● Texte à étudier:

━━━━━━━━━━

10, Aiguilles
Lorand Gaspar est
mort au début du mois.
Nécrologie dans
le Monde, enfin. Qui pleure un poète si ce n’est d’autres poètes ?
Quant à la vague
de haine contre Peter Handke, elle court sur les réseaux sans vraiment
convaincre. On se rend compte aussi de la vanité des jugements émis de la part
de personne n’ayant rien lu de l’écrivain autrichien, vacuité conviendrait
encore mieux.
Personne sur le
chantier ce matin. C’est samedi.
La mer emplit les
poumons. Donne à voir et à respirer.
Mais on reste à
terre, à court de mots. À court de souffle.
Pourtant ce
journal se poursuit, après une décevante incursion dans une librairie où la
poésie avait été mise au rebut, plus bas que terre pourrait-on dire.
C'est d'ailleurs fréquent, la poésie est mise au plus bas.
J’y ai tout de
même trouvé un beau livre de Paule du Bouchet que j’offrirai aux amis italiens.
La libraire ne se doutait pas qu’il se trouverait un acheteur pour un tel
livre. Savait-elle-même qu’il vivotait dans son magasin depuis un an ?
J’ai aimé
apprendre que le poète André du Bouchet préparait à ses deux enfants des nourritures en forme de
poèmes conçus avec ce qu’il trouvait là où ils passaient leurs vacances.
L’attention qu’il leur portait faisait qu’il pouvait s’interrompre à tout
moment pour se consacrer à eux. Un père. Le mien aussi ne m’a donné que ce qu’il
avait sous la main et c’est beaucoup. Un peu d’opéra, du bel canto, opérettes
aussi, quelques livres, le goût des nourritures en couleur. Et sa bonne humeur.

━━━━━━━━━━

[Entrées de données enregistrées]
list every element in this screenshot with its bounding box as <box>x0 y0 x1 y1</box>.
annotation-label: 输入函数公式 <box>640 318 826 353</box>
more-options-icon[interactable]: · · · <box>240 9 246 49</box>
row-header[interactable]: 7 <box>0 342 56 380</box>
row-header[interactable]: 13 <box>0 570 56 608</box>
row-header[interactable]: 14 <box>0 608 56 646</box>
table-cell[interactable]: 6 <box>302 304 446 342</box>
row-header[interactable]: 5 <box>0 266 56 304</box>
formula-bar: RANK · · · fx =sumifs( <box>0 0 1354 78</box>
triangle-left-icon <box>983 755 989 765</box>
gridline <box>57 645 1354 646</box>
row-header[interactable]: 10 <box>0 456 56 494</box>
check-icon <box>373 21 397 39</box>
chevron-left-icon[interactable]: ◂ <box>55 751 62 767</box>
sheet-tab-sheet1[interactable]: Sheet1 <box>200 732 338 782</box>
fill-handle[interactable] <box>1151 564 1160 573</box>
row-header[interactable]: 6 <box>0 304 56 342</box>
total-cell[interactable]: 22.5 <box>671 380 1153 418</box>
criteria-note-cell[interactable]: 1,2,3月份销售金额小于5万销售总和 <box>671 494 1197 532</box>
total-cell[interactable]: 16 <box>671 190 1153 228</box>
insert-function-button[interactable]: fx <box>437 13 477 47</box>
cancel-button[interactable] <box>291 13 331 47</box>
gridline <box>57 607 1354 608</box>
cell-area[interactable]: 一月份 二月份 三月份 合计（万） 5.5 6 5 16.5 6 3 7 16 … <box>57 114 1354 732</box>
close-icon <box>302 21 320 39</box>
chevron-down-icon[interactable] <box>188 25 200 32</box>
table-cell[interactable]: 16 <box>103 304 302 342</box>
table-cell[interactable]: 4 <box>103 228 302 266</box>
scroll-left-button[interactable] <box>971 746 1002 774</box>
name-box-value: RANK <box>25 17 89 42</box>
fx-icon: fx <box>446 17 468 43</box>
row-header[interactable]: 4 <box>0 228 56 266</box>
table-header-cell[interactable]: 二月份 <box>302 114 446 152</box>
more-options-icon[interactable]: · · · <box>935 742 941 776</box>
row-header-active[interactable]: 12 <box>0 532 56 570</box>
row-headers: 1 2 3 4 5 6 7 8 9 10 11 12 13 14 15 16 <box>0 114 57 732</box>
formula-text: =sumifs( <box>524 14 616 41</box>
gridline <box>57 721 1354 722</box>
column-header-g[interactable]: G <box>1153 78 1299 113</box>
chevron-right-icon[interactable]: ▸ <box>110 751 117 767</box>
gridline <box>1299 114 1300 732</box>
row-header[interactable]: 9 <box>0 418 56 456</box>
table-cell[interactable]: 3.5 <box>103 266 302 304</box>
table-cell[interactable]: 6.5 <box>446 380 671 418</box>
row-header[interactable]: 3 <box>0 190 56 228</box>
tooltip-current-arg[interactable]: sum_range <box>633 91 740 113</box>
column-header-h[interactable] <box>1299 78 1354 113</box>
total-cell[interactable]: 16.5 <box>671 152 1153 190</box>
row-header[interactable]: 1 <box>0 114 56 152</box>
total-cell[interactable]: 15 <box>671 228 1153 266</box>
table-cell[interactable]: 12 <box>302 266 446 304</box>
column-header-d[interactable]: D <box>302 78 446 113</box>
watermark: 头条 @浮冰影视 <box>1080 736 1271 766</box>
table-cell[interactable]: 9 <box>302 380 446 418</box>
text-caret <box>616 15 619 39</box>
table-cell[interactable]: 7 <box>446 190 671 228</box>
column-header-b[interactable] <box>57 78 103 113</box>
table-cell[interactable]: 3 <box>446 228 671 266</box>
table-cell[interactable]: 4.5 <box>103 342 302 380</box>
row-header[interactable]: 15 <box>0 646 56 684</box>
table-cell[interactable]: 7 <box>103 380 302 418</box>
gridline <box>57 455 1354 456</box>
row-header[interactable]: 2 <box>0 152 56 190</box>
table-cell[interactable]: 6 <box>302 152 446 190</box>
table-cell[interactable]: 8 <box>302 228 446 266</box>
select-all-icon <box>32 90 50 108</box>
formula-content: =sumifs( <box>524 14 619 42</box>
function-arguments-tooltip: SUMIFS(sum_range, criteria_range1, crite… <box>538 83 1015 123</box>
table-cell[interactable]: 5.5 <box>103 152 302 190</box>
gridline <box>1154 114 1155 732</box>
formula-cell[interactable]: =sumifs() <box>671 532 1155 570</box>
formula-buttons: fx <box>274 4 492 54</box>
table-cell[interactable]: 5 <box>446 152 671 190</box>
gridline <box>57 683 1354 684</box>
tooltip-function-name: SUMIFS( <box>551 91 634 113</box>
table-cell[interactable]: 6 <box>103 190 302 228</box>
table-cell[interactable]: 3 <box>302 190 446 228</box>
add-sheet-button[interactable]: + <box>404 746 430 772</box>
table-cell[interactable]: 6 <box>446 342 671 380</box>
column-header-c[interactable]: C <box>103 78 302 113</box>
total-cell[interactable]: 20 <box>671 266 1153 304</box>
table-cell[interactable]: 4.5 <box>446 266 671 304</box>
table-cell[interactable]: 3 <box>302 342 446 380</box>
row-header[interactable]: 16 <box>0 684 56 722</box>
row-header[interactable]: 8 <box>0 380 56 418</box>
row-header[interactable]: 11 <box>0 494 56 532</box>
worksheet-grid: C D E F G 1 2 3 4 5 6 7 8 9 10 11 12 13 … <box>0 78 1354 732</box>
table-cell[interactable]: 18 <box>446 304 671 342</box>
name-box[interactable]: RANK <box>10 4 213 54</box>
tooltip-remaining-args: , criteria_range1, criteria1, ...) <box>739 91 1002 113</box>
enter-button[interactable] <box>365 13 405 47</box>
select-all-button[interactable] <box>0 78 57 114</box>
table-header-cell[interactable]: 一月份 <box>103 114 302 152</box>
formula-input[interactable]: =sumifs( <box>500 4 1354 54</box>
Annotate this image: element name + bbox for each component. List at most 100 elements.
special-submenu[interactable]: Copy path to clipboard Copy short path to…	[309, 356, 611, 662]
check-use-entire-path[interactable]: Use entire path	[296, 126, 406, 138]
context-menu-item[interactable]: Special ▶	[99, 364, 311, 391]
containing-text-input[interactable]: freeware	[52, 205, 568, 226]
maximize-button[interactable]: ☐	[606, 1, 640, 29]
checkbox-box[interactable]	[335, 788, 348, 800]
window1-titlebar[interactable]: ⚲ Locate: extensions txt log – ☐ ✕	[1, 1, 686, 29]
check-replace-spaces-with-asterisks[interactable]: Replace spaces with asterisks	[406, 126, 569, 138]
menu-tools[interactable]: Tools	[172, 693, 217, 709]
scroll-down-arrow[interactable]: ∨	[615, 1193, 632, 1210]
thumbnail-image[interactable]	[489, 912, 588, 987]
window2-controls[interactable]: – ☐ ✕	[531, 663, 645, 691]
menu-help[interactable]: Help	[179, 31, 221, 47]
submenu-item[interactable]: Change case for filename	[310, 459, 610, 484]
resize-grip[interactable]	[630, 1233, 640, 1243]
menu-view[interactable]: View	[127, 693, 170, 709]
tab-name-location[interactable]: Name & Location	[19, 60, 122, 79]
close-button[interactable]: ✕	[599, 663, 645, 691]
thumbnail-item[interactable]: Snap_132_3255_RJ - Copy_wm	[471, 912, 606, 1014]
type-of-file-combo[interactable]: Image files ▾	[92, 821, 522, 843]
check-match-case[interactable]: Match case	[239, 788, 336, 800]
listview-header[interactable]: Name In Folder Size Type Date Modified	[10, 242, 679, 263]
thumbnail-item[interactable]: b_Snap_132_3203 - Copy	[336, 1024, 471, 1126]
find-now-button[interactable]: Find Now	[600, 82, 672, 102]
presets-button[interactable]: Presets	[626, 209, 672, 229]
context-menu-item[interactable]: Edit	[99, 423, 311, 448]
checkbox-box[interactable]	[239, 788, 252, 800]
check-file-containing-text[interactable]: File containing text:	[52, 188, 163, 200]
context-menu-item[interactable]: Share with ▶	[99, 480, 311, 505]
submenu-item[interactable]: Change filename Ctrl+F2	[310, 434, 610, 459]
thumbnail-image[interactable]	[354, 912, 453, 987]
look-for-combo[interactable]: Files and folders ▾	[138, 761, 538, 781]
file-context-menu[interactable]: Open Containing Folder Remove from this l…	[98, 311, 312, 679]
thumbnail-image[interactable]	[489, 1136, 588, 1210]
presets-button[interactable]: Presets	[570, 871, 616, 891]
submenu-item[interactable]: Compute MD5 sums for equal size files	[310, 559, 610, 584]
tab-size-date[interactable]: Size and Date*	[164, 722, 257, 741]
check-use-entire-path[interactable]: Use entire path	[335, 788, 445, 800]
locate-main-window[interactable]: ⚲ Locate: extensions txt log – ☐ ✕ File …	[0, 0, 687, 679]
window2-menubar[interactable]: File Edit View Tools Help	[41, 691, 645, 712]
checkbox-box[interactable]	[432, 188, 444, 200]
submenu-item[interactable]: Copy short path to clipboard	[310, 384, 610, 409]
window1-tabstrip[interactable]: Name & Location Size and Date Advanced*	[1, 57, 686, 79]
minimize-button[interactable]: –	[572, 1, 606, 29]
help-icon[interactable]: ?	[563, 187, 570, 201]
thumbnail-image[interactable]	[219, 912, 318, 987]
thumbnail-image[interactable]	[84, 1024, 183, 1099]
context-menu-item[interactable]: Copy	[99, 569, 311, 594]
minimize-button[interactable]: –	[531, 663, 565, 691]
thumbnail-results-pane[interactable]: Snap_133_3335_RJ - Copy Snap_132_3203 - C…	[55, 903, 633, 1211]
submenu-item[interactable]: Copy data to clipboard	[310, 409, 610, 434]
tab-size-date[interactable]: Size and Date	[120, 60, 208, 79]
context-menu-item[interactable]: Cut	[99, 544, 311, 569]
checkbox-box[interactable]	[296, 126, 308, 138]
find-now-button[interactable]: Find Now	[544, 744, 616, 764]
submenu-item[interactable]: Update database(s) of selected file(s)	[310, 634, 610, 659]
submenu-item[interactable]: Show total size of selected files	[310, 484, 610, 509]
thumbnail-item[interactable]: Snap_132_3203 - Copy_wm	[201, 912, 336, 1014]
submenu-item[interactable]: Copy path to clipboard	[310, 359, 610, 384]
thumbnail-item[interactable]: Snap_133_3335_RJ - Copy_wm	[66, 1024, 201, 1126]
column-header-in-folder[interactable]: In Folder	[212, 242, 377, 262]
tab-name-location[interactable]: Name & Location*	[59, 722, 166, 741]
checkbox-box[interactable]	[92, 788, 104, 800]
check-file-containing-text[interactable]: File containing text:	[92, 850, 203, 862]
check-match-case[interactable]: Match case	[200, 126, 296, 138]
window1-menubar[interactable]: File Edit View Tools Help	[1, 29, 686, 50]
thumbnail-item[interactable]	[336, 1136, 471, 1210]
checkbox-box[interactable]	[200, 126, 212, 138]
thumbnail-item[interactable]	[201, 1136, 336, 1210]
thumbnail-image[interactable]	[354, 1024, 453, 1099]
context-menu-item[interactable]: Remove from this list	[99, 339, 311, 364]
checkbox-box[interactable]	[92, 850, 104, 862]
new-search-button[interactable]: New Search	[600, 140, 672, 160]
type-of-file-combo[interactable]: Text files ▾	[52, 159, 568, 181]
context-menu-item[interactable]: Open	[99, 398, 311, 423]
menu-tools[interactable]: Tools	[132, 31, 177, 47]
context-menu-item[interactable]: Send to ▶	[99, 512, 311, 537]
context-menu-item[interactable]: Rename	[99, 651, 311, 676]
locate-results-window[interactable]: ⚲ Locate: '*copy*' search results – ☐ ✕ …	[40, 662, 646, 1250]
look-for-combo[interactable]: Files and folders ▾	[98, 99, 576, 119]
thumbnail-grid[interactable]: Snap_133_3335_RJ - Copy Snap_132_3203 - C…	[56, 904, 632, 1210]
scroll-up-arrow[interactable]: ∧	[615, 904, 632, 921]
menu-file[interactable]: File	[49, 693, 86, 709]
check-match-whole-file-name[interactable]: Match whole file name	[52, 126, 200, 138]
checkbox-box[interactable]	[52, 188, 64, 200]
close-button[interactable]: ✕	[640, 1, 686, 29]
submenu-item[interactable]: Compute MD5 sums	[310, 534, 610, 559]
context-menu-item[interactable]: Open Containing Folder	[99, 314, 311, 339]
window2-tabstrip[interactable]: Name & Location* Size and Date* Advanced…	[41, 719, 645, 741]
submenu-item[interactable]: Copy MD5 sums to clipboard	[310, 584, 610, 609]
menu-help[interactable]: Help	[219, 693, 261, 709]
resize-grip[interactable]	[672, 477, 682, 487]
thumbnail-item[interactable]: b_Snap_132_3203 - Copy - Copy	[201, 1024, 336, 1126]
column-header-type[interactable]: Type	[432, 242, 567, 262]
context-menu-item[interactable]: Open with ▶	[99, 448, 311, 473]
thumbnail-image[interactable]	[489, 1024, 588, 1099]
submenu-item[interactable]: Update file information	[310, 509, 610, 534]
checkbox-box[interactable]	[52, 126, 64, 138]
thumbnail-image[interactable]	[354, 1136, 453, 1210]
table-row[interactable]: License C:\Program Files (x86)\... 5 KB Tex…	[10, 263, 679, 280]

━━━━━━━━━━

● Consignes à suivre:
**1.** Pour chaque affirmation, dites si elle est d’accord avec le texte à étudier (oui ou non) et citez les mots du texte qui le montrent : (a) personne ne travaillait sur le chantier ce matin-là ; (b) dans la librairie, la poésie était bien mise en avant ; (c) le livre de Paule du Bouchet est prévu pour des amis italiens.
**2.** D’après le texte à étudier, avec quoi André du Bouchet faisait-il les poèmes qu’il préparait pour ses deux enfants ?
**3.** Recopiez le passage du texte à étudier qui va de « Mais on reste » à « terre pourrait-on dire. ».

● Réponses fournies:
**1.**
(a) Oui : « Personne sur le chantier ce matin. »
(b) Non : « la poésie avait été mise au rebut »
(c) Oui : « que j’offrirai aux amis italiens »

**2.** Avec ce qu’il trouvait là où ils passaient leurs vacances.

**3.**
Mais on reste à
terre, à court de mots. À court de souffle.
Pourtant ce
journal se poursuit, après une décevante incursion dans une librairie où la
poésie avait été mise au rebut, plus bas que terre pourrait-on dire.